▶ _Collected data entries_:
|---|
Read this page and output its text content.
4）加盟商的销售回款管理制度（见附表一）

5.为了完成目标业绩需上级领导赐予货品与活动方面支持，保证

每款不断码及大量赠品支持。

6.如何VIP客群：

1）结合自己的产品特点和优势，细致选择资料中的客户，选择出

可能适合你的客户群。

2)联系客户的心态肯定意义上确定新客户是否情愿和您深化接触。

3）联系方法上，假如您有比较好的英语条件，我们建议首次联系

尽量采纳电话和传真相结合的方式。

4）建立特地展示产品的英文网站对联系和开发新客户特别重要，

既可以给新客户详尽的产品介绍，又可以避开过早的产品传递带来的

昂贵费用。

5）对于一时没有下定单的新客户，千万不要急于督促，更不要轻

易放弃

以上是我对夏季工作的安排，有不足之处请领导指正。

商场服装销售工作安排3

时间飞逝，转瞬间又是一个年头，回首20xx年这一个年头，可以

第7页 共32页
|---|
▶ _PROBLEM_: Produce a verbatim transcription of the entries above.

▶ _ANSWER_:
Read this page and output its text content.
4）加盟商的销售回款管理制度（见附表一）

5.为了完成目标业绩需上级领导赐予货品与活动方面支持，保证

每款不断码及大量赠品支持。

6.如何VIP客群：

1）结合自己的产品特点和优势，细致选择资料中的客户，选择出

可能适合你的客户群。

2)联系客户的心态肯定意义上确定新客户是否情愿和您深化接触。

3）联系方法上，假如您有比较好的英语条件，我们建议首次联系

尽量采纳电话和传真相结合的方式。

4）建立特地展示产品的英文网站对联系和开发新客户特别重要，

既可以给新客户详尽的产品介绍，又可以避开过早的产品传递带来的

昂贵费用。

5）对于一时没有下定单的新客户，千万不要急于督促，更不要轻

易放弃

以上是我对夏季工作的安排，有不足之处请领导指正。

商场服装销售工作安排3

时间飞逝，转瞬间又是一个年头，回首20xx年这一个年头，可以

第7页 共32页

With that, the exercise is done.